Using the data below, copy each line that includes the word "xlabel".
## BEGIN THE RECORDS
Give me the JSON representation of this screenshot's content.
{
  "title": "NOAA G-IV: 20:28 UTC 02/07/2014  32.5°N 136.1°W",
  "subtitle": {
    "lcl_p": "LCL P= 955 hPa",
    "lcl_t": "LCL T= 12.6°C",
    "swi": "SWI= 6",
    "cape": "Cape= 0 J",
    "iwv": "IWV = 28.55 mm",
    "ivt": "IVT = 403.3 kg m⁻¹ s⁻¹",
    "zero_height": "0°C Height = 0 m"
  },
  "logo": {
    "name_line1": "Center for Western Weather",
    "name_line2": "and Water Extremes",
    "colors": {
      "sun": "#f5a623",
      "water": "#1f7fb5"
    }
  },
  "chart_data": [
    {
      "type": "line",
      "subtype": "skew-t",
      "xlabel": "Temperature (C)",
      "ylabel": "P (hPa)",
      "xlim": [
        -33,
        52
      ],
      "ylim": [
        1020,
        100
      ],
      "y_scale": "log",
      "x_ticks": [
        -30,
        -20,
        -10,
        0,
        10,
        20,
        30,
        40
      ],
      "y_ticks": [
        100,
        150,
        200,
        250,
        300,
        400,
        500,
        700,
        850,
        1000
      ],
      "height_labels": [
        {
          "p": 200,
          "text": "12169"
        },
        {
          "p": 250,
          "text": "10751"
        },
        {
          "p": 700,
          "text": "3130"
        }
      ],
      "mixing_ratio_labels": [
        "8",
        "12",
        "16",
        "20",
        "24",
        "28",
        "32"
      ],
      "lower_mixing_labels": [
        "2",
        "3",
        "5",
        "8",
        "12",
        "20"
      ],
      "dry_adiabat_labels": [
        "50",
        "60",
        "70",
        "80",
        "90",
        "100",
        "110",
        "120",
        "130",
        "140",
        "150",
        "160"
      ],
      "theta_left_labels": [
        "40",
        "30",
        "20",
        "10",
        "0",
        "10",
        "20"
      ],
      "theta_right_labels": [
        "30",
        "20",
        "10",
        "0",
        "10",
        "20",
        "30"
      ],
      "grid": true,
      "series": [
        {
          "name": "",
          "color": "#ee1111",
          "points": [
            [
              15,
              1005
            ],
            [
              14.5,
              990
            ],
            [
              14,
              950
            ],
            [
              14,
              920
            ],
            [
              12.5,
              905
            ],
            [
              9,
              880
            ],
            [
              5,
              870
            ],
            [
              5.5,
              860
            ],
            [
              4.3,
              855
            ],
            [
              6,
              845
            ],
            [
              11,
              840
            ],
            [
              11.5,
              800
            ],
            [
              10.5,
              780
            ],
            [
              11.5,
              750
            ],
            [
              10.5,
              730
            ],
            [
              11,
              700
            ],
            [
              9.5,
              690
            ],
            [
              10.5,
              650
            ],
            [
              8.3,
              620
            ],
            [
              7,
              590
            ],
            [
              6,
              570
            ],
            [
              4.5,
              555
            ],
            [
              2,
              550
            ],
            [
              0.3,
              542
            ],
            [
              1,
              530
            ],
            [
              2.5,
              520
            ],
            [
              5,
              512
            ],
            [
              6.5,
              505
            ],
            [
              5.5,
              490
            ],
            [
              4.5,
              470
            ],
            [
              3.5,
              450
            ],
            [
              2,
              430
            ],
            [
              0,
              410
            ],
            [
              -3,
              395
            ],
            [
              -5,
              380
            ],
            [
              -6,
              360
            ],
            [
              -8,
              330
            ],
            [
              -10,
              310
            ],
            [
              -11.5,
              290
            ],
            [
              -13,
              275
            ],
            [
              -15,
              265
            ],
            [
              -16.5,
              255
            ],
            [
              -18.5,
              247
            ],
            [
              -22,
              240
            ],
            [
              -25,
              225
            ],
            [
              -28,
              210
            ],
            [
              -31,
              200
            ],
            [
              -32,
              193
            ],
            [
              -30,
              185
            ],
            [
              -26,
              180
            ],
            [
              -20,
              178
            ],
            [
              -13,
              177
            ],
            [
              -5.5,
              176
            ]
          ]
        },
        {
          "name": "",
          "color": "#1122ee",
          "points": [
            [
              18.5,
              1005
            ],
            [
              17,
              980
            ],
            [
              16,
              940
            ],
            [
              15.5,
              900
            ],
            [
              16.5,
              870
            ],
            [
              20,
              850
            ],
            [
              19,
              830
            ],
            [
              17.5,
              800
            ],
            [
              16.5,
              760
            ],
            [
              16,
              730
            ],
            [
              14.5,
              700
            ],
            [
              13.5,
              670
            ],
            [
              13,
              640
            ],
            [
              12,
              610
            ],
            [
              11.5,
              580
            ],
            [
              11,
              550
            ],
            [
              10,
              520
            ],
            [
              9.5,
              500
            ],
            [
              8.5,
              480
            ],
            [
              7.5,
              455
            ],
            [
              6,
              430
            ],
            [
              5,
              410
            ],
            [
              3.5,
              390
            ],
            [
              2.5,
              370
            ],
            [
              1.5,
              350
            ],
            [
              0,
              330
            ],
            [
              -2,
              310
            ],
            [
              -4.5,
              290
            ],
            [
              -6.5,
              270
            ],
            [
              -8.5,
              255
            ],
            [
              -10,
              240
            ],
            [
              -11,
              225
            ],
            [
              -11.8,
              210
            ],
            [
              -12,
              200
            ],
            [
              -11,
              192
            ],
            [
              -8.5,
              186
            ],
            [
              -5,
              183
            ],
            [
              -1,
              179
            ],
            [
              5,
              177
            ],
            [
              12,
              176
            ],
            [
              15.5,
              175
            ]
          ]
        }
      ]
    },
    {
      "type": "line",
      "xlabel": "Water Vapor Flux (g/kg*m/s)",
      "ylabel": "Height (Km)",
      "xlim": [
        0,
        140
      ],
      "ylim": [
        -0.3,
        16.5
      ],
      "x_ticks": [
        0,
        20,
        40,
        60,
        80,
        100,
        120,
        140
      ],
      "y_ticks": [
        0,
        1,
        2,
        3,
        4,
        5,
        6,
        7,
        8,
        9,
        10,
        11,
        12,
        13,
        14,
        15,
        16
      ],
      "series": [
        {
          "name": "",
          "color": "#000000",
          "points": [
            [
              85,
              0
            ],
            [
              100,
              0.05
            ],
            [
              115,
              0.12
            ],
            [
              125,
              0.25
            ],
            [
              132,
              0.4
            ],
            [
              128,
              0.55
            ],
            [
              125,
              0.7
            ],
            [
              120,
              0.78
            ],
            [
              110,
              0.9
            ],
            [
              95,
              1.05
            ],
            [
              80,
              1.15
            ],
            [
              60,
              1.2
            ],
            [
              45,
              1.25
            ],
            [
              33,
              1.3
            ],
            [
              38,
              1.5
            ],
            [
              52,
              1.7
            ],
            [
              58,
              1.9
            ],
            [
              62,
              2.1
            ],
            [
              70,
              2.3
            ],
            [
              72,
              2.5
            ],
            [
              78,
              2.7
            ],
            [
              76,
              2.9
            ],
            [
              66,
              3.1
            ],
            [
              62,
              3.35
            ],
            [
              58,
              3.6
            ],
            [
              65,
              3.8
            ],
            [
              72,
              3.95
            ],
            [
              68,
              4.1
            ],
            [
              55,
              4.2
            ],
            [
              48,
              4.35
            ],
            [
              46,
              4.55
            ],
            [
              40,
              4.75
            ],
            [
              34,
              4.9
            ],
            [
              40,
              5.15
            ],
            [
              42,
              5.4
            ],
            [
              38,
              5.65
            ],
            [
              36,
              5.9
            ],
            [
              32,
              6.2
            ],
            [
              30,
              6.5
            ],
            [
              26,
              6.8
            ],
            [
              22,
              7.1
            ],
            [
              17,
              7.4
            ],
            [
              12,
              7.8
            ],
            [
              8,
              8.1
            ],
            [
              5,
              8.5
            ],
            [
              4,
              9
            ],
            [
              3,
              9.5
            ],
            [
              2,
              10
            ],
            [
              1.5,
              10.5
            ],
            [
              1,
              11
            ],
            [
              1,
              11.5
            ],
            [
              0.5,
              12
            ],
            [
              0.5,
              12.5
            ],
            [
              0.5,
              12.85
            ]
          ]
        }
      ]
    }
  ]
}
## END THE RECORDS
■ **ANSWER TO THE TASK**
      "xlabel": "Temperature (C)",
      "xlabel": "Water Vapor Flux (g/kg*m/s)",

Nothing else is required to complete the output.